(Dataset records)
((

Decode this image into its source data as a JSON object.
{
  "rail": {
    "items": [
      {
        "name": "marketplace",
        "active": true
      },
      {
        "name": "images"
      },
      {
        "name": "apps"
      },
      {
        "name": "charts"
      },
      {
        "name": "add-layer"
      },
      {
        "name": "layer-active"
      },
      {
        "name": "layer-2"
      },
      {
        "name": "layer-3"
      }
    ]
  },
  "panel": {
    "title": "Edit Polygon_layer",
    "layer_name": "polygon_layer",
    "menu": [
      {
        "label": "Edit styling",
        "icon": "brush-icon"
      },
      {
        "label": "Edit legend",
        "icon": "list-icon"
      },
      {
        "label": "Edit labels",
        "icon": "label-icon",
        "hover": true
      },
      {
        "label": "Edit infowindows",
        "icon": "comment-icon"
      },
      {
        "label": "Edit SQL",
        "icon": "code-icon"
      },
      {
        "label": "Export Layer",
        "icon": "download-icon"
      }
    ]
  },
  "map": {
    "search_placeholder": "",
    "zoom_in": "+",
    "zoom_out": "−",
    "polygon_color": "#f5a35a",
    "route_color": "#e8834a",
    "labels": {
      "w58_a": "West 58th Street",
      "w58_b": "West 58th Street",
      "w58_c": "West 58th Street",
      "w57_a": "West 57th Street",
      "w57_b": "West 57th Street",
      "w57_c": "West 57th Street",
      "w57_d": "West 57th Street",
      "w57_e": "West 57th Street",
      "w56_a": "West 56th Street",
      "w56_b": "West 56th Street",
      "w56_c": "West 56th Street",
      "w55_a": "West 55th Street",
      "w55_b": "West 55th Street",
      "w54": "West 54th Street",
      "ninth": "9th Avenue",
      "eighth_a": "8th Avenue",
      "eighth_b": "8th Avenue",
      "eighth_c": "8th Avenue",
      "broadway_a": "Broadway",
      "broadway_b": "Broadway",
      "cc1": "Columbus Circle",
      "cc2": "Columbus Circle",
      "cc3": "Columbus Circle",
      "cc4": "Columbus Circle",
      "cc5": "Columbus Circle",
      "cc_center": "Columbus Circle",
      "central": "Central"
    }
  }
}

))

Give back each line above precisely as it stands.

Full output =>
Decode this image into its source data as a JSON object.
{
  "rail": {
    "items": [
      {
        "name": "marketplace",
        "active": true
      },
      {
        "name": "images"
      },
      {
        "name": "apps"
      },
      {
        "name": "charts"
      },
      {
        "name": "add-layer"
      },
      {
        "name": "layer-active"
      },
      {
        "name": "layer-2"
      },
      {
        "name": "layer-3"
      }
    ]
  },
  "panel": {
    "title": "Edit Polygon_layer",
    "layer_name": "polygon_layer",
    "menu": [
      {
        "label": "Edit styling",
        "icon": "brush-icon"
      },
      {
        "label": "Edit legend",
        "icon": "list-icon"
      },
      {
        "label": "Edit labels",
        "icon": "label-icon",
        "hover": true
      },
      {
        "label": "Edit infowindows",
        "icon": "comment-icon"
      },
      {
        "label": "Edit SQL",
        "icon": "code-icon"
      },
      {
        "label": "Export Layer",
        "icon": "download-icon"
      }
    ]
  },
  "map": {
    "search_placeholder": "",
    "zoom_in": "+",
    "zoom_out": "−",
    "polygon_color": "#f5a35a",
    "route_color": "#e8834a",
    "labels": {
      "w58_a": "West 58th Street",
      "w58_b": "West 58th Street",
      "w58_c": "West 58th Street",
      "w57_a": "West 57th Street",
      "w57_b": "West 57th Street",
      "w57_c": "West 57th Street",
      "w57_d": "West 57th Street",
      "w57_e": "West 57th Street",
      "w56_a": "West 56th Street",
      "w56_b": "West 56th Street",
      "w56_c": "West 56th Street",
      "w55_a": "West 55th Street",
      "w55_b": "West 55th Street",
      "w54": "West 54th Street",
      "ninth": "9th Avenue",
      "eighth_a": "8th Avenue",
      "eighth_b": "8th Avenue",
      "eighth_c": "8th Avenue",
      "broadway_a": "Broadway",
      "broadway_b": "Broadway",
      "cc1": "Columbus Circle",
      "cc2": "Columbus Circle",
      "cc3": "Columbus Circle",
      "cc4": "Columbus Circle",
      "cc5": "Columbus Circle",
      "cc_center": "Columbus Circle",
      "central": "Central"
    }
  }
}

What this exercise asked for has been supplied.